--- Written problem ---
Look through the data for the string "JSON". Copy every line where it is found.

--- Data records ---
------------------------------------------------

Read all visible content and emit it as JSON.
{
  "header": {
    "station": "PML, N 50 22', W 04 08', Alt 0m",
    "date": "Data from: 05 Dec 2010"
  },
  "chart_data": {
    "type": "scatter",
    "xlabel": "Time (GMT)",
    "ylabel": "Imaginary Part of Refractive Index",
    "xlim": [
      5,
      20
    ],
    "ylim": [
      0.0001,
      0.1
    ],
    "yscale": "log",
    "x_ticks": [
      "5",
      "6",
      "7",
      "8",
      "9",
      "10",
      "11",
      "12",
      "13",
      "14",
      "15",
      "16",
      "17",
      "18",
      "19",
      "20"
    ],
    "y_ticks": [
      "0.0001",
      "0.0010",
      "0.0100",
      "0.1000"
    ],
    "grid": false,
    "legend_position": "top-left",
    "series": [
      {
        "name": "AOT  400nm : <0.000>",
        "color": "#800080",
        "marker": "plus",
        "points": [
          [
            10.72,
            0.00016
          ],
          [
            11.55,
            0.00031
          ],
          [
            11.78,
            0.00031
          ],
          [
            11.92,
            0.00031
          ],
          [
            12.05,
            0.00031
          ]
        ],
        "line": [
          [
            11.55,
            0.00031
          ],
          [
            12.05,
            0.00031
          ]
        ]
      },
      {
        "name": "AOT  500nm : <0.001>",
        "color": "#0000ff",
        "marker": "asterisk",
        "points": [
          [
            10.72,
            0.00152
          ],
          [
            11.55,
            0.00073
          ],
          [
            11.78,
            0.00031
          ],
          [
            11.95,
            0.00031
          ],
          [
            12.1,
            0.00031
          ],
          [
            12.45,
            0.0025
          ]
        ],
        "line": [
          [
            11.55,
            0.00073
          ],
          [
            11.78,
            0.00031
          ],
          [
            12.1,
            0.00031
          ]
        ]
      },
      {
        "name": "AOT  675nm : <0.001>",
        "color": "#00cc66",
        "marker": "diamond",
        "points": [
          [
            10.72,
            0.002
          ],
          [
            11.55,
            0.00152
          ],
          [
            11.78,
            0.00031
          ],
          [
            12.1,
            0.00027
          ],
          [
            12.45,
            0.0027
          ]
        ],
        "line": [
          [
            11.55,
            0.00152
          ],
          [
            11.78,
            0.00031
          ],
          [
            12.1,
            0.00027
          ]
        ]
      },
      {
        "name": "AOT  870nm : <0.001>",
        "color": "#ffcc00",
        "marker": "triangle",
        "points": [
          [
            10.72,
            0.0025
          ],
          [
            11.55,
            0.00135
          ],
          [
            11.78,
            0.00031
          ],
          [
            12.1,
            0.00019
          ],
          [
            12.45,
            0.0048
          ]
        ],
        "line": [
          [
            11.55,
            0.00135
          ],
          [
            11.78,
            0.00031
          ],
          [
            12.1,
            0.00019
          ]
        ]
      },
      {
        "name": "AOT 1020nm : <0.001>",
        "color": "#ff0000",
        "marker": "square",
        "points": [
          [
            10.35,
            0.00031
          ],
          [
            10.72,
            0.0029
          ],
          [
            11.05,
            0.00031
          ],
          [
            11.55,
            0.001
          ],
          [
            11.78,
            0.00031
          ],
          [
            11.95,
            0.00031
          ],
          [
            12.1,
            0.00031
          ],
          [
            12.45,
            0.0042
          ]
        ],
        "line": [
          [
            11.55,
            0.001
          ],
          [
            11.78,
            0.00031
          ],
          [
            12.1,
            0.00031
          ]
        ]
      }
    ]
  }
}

------------------------------------------------

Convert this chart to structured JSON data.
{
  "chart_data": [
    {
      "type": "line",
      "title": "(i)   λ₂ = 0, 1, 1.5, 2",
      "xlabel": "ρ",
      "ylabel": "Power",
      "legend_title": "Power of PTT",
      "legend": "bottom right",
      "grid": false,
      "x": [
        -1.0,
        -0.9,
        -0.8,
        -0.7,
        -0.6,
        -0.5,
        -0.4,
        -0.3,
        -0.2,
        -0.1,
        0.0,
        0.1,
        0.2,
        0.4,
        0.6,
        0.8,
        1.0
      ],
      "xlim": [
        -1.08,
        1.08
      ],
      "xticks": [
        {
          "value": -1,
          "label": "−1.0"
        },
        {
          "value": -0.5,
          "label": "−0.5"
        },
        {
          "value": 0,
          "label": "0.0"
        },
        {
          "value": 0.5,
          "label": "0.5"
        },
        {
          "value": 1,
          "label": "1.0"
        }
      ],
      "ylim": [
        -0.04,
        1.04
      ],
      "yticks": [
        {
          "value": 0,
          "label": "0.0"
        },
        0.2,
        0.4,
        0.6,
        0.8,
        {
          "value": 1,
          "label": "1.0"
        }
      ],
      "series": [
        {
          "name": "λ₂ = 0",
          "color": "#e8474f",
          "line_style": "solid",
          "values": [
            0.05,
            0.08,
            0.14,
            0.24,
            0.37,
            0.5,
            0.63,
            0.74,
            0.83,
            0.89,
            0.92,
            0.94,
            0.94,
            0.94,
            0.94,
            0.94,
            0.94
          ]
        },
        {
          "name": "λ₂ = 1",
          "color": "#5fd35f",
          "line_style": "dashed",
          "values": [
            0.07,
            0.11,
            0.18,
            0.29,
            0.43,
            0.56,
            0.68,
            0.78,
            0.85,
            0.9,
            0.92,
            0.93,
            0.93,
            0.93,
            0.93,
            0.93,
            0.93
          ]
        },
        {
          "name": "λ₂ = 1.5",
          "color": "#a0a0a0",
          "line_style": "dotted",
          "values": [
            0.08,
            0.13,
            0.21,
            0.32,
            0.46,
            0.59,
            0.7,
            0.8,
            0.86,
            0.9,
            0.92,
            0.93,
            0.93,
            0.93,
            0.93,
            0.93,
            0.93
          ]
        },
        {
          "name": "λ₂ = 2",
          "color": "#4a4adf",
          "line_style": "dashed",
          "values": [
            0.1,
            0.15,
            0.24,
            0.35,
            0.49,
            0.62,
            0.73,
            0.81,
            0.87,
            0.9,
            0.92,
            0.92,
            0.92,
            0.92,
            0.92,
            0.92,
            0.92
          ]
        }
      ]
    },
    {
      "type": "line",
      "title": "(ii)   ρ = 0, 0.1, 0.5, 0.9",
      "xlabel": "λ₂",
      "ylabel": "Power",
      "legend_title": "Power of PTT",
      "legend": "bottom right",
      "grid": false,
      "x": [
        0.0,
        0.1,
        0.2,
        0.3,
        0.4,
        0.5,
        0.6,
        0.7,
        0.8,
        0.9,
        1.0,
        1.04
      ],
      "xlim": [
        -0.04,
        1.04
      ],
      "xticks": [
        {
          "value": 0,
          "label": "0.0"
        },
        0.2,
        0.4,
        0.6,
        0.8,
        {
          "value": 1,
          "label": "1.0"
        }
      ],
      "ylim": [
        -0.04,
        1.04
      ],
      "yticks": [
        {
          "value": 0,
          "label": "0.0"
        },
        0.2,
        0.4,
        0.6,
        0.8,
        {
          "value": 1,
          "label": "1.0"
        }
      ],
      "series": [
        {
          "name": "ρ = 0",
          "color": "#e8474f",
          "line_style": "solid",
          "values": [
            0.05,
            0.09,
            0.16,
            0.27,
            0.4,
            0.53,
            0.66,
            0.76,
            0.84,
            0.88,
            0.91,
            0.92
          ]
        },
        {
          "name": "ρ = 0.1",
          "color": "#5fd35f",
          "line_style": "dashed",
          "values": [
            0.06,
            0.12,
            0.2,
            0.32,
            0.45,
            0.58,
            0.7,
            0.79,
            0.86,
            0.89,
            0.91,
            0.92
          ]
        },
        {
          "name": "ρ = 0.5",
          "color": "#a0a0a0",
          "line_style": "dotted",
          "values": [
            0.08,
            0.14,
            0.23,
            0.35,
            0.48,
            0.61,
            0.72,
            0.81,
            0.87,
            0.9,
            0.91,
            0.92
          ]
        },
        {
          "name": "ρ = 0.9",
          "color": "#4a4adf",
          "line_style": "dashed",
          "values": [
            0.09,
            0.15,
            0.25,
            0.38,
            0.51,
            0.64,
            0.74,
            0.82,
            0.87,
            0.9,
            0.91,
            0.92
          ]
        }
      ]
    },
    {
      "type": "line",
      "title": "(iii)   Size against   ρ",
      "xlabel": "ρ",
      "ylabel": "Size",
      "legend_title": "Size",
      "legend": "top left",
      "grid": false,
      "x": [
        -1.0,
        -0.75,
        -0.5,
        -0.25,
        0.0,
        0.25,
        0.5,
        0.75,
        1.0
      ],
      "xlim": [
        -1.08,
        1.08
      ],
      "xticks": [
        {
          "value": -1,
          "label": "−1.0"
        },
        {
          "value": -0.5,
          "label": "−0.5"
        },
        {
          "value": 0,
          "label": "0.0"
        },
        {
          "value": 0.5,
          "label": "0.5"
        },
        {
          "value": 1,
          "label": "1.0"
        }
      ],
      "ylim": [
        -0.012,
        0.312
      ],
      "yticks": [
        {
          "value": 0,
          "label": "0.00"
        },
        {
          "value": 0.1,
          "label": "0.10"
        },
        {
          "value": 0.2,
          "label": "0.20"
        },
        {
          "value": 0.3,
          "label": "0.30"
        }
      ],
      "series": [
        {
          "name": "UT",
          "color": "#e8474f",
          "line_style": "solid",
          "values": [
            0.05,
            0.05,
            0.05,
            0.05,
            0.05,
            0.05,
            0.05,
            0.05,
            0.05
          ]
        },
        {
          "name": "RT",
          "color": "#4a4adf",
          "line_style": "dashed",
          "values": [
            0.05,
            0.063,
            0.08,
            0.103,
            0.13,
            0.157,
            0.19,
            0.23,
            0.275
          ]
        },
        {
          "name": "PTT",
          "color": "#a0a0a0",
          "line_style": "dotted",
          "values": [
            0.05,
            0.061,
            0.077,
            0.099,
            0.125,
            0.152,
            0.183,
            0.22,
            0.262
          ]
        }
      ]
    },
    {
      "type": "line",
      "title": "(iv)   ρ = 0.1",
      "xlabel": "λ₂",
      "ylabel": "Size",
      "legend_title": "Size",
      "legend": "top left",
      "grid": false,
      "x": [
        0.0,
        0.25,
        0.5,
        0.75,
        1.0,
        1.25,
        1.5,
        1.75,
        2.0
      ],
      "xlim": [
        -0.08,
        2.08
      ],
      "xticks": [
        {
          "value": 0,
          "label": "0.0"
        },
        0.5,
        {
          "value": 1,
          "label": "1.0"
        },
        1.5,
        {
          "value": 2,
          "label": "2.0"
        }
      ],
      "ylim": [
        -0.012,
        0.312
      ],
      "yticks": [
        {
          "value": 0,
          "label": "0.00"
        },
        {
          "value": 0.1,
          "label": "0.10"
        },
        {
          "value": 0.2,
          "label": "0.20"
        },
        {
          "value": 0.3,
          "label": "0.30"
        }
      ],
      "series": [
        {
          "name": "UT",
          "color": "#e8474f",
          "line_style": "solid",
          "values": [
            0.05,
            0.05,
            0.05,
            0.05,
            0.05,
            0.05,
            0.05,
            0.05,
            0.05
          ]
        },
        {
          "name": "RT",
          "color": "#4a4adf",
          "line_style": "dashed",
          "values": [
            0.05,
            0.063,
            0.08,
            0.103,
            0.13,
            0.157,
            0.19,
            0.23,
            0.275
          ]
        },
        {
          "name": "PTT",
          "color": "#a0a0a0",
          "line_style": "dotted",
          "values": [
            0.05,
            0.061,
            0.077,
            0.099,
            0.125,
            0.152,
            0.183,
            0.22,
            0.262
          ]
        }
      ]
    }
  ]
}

------------------------------------------------

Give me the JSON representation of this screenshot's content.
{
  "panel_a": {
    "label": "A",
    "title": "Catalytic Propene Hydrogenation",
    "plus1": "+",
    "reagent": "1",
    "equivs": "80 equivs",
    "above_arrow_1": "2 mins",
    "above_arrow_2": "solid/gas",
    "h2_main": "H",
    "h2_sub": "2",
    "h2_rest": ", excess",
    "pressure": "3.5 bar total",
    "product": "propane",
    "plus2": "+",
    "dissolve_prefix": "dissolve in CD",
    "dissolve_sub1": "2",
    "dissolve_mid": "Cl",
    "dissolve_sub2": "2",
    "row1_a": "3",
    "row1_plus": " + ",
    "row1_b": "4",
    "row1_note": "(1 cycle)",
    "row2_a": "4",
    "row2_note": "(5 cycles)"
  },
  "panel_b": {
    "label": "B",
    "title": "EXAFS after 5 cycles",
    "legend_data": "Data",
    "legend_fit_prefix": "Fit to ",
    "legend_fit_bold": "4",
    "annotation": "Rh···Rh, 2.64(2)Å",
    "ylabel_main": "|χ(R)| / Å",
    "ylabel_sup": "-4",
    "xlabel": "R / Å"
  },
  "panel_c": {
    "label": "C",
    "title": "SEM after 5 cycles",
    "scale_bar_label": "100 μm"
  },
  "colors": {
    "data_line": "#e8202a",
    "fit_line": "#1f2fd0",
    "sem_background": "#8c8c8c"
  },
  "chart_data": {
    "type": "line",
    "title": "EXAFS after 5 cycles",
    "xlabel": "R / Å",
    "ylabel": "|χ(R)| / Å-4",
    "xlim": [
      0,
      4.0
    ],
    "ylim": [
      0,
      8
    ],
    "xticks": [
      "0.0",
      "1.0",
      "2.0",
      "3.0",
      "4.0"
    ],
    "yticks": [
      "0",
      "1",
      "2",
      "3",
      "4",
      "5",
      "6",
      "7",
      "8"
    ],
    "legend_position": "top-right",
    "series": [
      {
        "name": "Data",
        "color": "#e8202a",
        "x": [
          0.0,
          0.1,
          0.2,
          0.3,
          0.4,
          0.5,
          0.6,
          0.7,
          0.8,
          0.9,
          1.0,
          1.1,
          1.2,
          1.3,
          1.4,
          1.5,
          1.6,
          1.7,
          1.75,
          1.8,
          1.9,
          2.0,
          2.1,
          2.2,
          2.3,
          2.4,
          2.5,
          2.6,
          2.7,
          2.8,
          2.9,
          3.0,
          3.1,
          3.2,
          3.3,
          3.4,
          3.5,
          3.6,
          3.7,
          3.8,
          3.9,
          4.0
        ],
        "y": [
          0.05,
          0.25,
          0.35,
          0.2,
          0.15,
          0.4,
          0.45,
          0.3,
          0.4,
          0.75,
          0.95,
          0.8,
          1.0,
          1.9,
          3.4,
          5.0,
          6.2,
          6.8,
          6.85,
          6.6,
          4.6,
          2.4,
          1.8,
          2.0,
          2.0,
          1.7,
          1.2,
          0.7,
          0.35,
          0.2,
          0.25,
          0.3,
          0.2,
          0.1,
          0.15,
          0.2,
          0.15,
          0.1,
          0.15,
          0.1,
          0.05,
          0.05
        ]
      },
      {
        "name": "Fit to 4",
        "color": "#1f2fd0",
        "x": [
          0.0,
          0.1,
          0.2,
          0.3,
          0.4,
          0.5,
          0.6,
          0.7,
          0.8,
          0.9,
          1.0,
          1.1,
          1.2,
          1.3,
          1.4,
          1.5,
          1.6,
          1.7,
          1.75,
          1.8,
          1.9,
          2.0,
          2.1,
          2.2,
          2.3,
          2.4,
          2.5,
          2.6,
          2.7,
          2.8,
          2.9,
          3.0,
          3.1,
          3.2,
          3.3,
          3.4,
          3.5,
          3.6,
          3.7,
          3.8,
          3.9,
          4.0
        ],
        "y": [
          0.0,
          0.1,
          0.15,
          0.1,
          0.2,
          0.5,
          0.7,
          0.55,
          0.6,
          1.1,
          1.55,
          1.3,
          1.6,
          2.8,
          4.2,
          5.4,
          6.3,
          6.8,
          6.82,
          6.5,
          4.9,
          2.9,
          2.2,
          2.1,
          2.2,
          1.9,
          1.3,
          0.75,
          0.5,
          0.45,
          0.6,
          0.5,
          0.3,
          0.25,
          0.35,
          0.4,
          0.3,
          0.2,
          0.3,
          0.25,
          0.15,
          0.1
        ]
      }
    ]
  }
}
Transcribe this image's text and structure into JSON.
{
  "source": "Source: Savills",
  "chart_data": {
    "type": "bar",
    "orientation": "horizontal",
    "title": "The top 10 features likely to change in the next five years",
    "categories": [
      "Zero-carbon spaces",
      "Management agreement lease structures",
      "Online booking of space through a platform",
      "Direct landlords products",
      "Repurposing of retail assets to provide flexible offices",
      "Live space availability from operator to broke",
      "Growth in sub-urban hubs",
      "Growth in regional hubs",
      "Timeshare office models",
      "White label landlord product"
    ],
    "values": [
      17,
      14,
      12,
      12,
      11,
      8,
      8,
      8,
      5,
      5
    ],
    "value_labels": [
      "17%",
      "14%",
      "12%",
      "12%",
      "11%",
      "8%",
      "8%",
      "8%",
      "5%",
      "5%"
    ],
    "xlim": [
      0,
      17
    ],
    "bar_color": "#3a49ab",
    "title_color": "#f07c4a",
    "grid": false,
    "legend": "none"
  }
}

------------------------------------------------

--- Output of the exercise ---
Read all visible content and emit it as JSON.
Convert this chart to structured JSON data.
Give me the JSON representation of this screenshot's content.
Transcribe this image's text and structure into JSON.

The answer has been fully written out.